• [DATA SHOWN]
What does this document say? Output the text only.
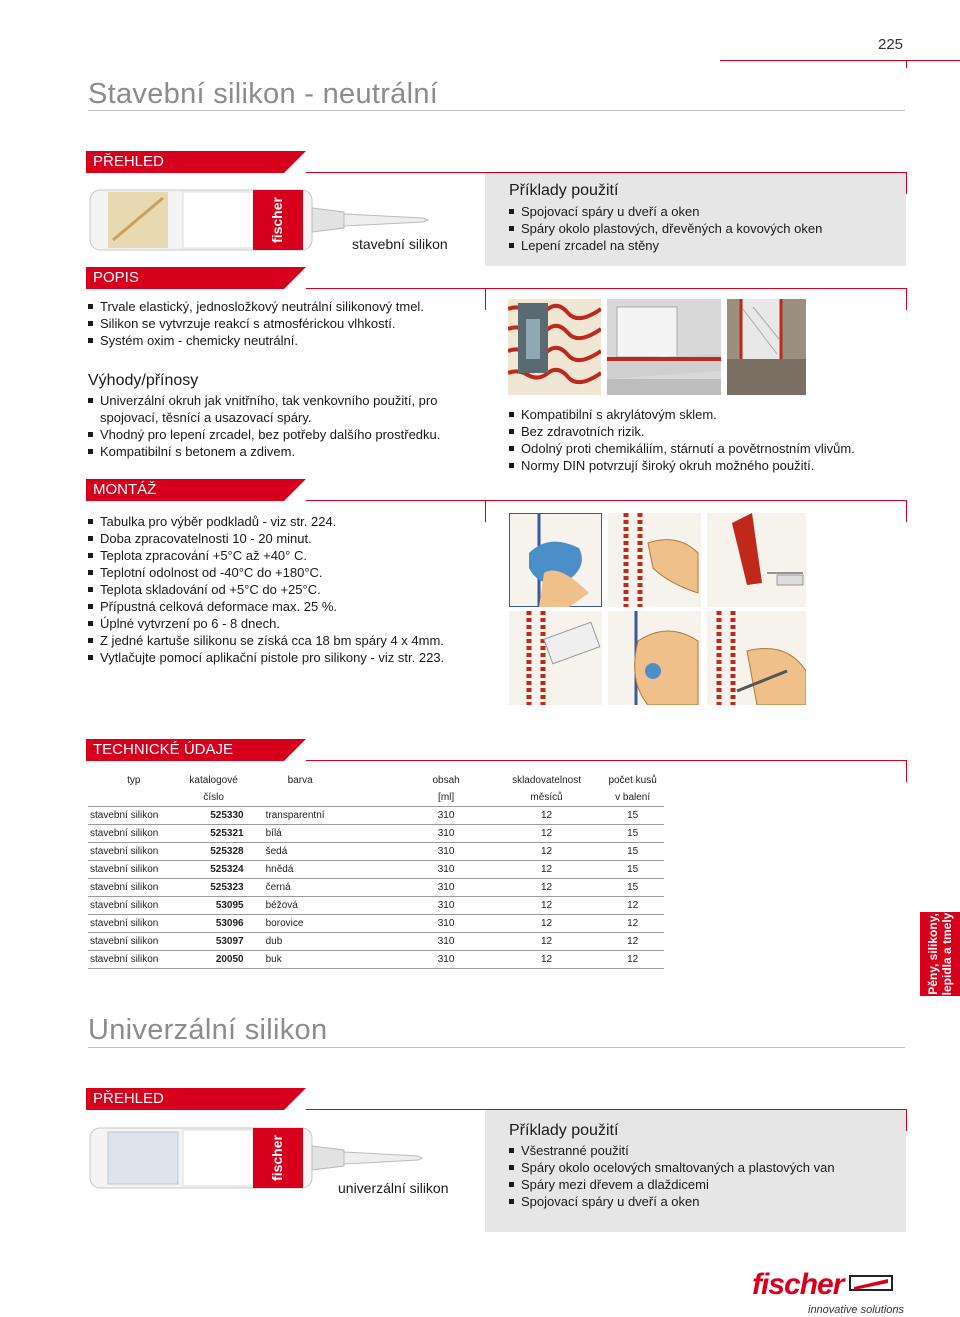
225
Stavební silikon - neutrální
PŘEHLED
fischer
stavební silikon
Příklady použití
Spojovací spáry u dveří a oken
Spáry okolo plastových, dřevěných a kovových oken
Lepení zrcadel na stěny
POPIS
Trvale elastický, jednosložkový neutrální silikonový tmel.
Silikon se vytvrzuje reakcí s atmosférickou vlhkostí.
Systém oxim - chemicky neutrální.
Výhody/přínosy
Univerzální okruh jak vnitřního, tak venkovního použití, pro spojovací, těsnící a usazovací spáry.
Vhodný pro lepení zrcadel, bez potřeby dalšího prostředku.
Kompatibilní s betonem a zdivem.
Kompatibilní s akrylátovým sklem.
Bez zdravotních rizik.
Odolný proti chemikáliím, stárnutí a povětrnostním vlivům.
Normy DIN potvrzují široký okruh možného použití.
MONTÁŽ
Tabulka pro výběr podkladů - viz str. 224.
Doba zpracovatelnosti 10 - 20 minut.
Teplota zpracování +5°C až +40° C.
Teplotní odolnost od -40°C do +180°C.
Teplota skladování od +5°C do +25°C.
Přípustná celková deformace max. 25 %.
Úplné vytvrzení po 6 - 8 dnech.
Z jedné kartuše silikonu se získá cca 18 bm spáry 4 x 4mm.
Vytlačujte pomocí aplikační pistole pro silikony - viz str. 223.
TECHNICKÉ ÚDAJE
typ	katalogové	barva	obsah	skladovatelnost	počet kusů
	číslo		[ml]	měsíců	v balení
stavební silikon	525330	transparentní	310	12	15
stavební silikon	525321	bílá	310	12	15
stavební silikon	525328	šedá	310	12	15
stavební silikon	525324	hnědá	310	12	15
stavební silikon	525323	černá	310	12	15
stavební silikon	53095	béžová	310	12	12
stavební silikon	53096	borovice	310	12	12
stavební silikon	53097	dub	310	12	12
stavební silikon	20050	buk	310	12	12	Pěny, silikony, lepidla a tmely
Univerzální silikon
PŘEHLED
fischer
univerzální silikon
Příklady použití
Všestranné použití
Spáry okolo ocelových smaltovaných a plastových van
Spáry mezi dřevem a dlaždicemi
Spojovací spáry u dveří a oken
fischer
innovative solutions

• [WHAT YOU WILL DO]
Without the pictures, restate all the entries above exactly.

• [THE ANSWER]
What does this document say? Output the text only.
225
Stavební silikon - neutrální
PŘEHLED
fischer
stavební silikon
Příklady použití
Spojovací spáry u dveří a oken
Spáry okolo plastových, dřevěných a kovových oken
Lepení zrcadel na stěny
POPIS
Trvale elastický, jednosložkový neutrální silikonový tmel.
Silikon se vytvrzuje reakcí s atmosférickou vlhkostí.
Systém oxim - chemicky neutrální.
Výhody/přínosy
Univerzální okruh jak vnitřního, tak venkovního použití, pro spojovací, těsnící a usazovací spáry.
Vhodný pro lepení zrcadel, bez potřeby dalšího prostředku.
Kompatibilní s betonem a zdivem.
Kompatibilní s akrylátovým sklem.
Bez zdravotních rizik.
Odolný proti chemikáliím, stárnutí a povětrnostním vlivům.
Normy DIN potvrzují široký okruh možného použití.
MONTÁŽ
Tabulka pro výběr podkladů - viz str. 224.
Doba zpracovatelnosti 10 - 20 minut.
Teplota zpracování +5°C až +40° C.
Teplotní odolnost od -40°C do +180°C.
Teplota skladování od +5°C do +25°C.
Přípustná celková deformace max. 25 %.
Úplné vytvrzení po 6 - 8 dnech.
Z jedné kartuše silikonu se získá cca 18 bm spáry 4 x 4mm.
Vytlačujte pomocí aplikační pistole pro silikony - viz str. 223.
TECHNICKÉ ÚDAJE
typ	katalogové	barva	obsah	skladovatelnost	počet kusů
	číslo		[ml]	měsíců	v balení
stavební silikon	525330	transparentní	310	12	15
stavební silikon	525321	bílá	310	12	15
stavební silikon	525328	šedá	310	12	15
stavební silikon	525324	hnědá	310	12	15
stavební silikon	525323	černá	310	12	15
stavební silikon	53095	béžová	310	12	12
stavební silikon	53096	borovice	310	12	12
stavební silikon	53097	dub	310	12	12
stavební silikon	20050	buk	310	12	12	Pěny, silikony, lepidla a tmely
Univerzální silikon
PŘEHLED
fischer
univerzální silikon
Příklady použití
Všestranné použití
Spáry okolo ocelových smaltovaných a plastových van
Spáry mezi dřevem a dlaždicemi
Spojovací spáry u dveří a oken
fischer
innovative solutions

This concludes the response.